**ФРАГМЕНТ ДОКУМЕНТА:**
□ □ □ □ □ □ □
Философия поэзии, поэзия философии - Евгений Рашковский 16 стр.


3.

Но что очень важно в нашем подходе к феноменологии свободы: человек – не жизнедействует сам по себе. Свобода, равно как и речь, мышление, практика, поступок – вершатся не только в человеке, но и между людьми. В коммуникативном пространстве людей.

Стало быть, за свободой – не только мое хотенье, не только щучье мое веление, но и нечто иное: присутствие в моей жизни другого человека и моя соотнесенность с другими людьми. С другими человеческими жизнями и свободами. Осознанная и во всех своих частностях и нюансах избираемая нами соотнесенность (а другое ее имя – ответственность), и делает наш выбор именно свободой. Она и есть то, что коренным образом отличает нашу нелинейную свободу от своеволия и произвола.

Но коль скоро каждый из нас соотнесен с другими людьми, – следовательно, и внутренняя, духовная наша свобода каким-то образом соотносится со свободою общественной и гражданской. Каким именно образом? – Это вопрос всегда открытый, не имеющий абстрактного и прописного решения. Только бы наша всегда недосказанная свобода не стала бы жертвою политической и идеологической софистики, что так часто происходит в истории. Однако же требования безусловной формулировки свободы (наподобие глумливого вопроса Понтия Пилата об истине) проходит мимо проблематики как истины, так и свободы.
□ □ □ □ □ □ □
**ИЗВЛЕЧЁННЫЕ ДАННЫЕ:**
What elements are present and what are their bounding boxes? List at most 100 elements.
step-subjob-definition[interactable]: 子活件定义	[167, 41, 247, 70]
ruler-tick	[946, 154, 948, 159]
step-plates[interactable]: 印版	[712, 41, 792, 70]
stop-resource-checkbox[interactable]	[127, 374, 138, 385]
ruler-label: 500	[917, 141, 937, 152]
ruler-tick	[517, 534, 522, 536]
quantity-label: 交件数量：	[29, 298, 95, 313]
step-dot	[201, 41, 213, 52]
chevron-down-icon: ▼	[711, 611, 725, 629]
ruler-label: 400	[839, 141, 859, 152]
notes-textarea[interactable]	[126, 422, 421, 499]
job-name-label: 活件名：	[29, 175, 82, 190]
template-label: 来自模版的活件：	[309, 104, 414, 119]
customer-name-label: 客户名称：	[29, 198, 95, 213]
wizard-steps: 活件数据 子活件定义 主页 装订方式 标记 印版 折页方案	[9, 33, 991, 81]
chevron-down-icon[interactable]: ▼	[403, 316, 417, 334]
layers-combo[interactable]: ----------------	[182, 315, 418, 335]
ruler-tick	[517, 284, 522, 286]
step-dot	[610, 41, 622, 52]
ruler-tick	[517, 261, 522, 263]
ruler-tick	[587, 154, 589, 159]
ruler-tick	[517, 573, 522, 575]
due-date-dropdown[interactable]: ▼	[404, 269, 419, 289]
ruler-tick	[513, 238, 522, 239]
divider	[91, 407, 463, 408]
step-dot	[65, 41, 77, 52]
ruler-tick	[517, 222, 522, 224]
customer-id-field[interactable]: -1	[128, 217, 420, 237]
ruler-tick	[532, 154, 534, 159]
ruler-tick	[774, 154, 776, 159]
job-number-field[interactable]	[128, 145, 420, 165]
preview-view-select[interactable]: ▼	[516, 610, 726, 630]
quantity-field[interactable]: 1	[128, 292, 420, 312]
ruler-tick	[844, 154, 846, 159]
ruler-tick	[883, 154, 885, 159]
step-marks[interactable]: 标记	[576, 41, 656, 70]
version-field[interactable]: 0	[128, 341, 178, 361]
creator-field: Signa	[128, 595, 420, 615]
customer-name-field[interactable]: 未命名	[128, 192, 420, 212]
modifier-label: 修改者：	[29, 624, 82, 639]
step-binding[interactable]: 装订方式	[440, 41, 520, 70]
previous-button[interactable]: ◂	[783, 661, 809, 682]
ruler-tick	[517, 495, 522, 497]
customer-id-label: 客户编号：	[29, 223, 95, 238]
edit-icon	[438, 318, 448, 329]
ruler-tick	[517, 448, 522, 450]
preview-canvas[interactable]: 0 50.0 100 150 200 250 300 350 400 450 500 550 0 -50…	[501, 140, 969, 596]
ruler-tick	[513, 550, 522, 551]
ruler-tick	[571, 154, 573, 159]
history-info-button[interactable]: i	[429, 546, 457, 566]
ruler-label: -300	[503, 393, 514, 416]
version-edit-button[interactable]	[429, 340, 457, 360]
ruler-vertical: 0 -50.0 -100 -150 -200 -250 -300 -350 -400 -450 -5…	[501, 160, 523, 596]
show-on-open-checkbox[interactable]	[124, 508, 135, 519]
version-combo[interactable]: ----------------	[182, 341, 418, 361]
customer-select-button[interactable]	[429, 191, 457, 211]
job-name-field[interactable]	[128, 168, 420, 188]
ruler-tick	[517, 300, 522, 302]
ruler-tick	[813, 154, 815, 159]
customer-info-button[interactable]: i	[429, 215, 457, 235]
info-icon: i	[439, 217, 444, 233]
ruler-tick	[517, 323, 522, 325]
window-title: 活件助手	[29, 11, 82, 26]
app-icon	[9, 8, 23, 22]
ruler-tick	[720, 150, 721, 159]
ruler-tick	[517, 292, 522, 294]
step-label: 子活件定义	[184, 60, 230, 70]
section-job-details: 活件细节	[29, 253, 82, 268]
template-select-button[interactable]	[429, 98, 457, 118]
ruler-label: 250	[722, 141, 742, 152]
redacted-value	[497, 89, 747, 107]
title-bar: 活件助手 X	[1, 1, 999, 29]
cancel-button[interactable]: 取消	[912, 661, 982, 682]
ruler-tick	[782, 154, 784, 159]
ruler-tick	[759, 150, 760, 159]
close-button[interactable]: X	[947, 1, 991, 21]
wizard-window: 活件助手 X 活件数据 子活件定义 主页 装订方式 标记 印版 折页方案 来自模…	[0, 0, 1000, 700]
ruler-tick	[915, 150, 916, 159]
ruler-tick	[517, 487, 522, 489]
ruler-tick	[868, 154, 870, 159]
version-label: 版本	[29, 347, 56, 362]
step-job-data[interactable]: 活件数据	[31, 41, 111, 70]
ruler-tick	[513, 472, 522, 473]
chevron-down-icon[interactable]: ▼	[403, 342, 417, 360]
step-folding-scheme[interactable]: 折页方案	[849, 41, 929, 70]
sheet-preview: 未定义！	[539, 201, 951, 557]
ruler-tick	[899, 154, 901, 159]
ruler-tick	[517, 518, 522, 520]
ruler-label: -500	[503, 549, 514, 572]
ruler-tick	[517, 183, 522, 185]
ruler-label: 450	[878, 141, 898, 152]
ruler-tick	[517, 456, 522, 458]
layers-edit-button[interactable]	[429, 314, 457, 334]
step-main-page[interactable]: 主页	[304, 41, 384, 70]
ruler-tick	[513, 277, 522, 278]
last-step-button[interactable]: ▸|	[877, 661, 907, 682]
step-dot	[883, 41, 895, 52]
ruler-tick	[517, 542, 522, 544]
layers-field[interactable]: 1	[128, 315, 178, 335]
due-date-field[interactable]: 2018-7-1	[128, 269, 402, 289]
□ □ □ □ □ □ □
**ЧТО СДЕЛАТЬ:**
1/ Перечислите всё, что, согласно тексту о свободе, вершится не только в человеке, но и между людьми.
2/ Продолжите текст о свободе, начав сразу после его последнего предложения.
Записи являются отдельным материалом и к тексту о свободе не относятся.

**ОТВЕТЫ К ЗАДАНИЯМ:**
1/ Свобода, речь, мышление, практика, поступок.

2/
Ясно только, что безграничная и не соотнесенная свобода разрешается лишь безграничным рабством (на этом строятся сюжет и проблематика "Бесов" Достоевского), а заведомое пренебрежение к свободе оказывается предпосылкой прямого пути к Освенцимам и ГУЛАГам. В частности, и к ГУЛАГам "технотронным" – к этой нынешней, предугаданной еще Олдосом Хаксли или Джорджем Оруэллом вариации "бравого нового мipa".

А уж если говорить о цивилизациях внезападных ареалов – недурно было бы вспомнить о том, что глумливое отношение к человеку и его свободе подсказывало и злодеяния японских монархо-фашистов в отношении народов Китая, Кореи, Индокитая и Филиппин; недурно было бы вспомнить о кровавых художествах "красных кхмеров" или яростных исламистов, или же о каннибальских режимах Иди Амина и "императора" Бокассы в Тропической Африке.

Разговоры об интуиции свободы как об исключительном достоянии народов Европейско-христианского ареала представляются мне основанными на некотором недомыслии. Действительно, родовая интуиция универсальности свободы, с особой силой акцентированная в античном и библейском наследии, была впервые отчетливо осознана среди народов Европы и – в период антиколониальных и антирабовладельческих революций XVIII–XIX веков – среди народов Нового Света. Именно народы Христианского ареала первыми отчетливо связали интуицию свободы с принципами и институтами гражданского общежития, а мыслители этих народов (Августин, Кант, Джефферсон, Гердер, Гегель, Маркс, лорд Актон, Соловьев, Кроче, Бергсон, Бердяев, Поппер, сэр Исайя Берлин, прот. Александр Мень и многие-многие другие) – каждый на свой лад – философски обосновали эту связь. Однако религиозное, философское и художественное творчество и чаяния достоинства, сострадания, милосердия и справедливости среди внезападных народов также – опять-таки на свой лад – свидетельствуют об универсальности, всечеловечности этой интуиции.

Изучение же связи становления европейского опыта свободы с заимствованиями из духовных и культурных достижений народов внезападных ареалов (не говоря уже о востоковедных и этнологических исследованиях ученых Европы и Северной Америки) – непочатое поле для обобщающих трудов философов, историков, теологов, юристов, искусствоведов…

* * *

К чему же пришли мы в итоге постановки и анализа нашей проблемы – проблемы феноменологии свободы?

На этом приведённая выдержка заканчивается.